• **Given task**:
Could you print every line of the listing below word for word, leaving nothing out and changing nothing?

• **Task inputs**:

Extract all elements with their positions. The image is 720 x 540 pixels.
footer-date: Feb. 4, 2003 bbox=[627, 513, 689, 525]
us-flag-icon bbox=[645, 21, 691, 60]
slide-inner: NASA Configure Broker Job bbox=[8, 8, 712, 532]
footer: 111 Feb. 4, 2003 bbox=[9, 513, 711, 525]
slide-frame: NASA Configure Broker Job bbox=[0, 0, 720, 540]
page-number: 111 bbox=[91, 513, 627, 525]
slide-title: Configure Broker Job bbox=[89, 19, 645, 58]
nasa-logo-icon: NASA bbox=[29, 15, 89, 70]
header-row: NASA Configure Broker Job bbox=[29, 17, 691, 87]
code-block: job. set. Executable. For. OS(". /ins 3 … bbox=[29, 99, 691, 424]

• **Expected output**:
Extract all elements with their positions. The image is 720 x 540 pixels.
footer-date: Feb. 4, 2003 bbox=[627, 513, 689, 525]
us-flag-icon bbox=[645, 21, 691, 60]
slide-inner: NASA Configure Broker Job bbox=[8, 8, 712, 532]
footer: 111 Feb. 4, 2003 bbox=[9, 513, 711, 525]
slide-frame: NASA Configure Broker Job bbox=[0, 0, 720, 540]
page-number: 111 bbox=[91, 513, 627, 525]
slide-title: Configure Broker Job bbox=[89, 19, 645, 58]
nasa-logo-icon: NASA bbox=[29, 15, 89, 70]
header-row: NASA Configure Broker Job bbox=[29, 17, 691, 87]
code-block: job. set. Executable. For. OS(". /ins 3 … bbox=[29, 99, 691, 424]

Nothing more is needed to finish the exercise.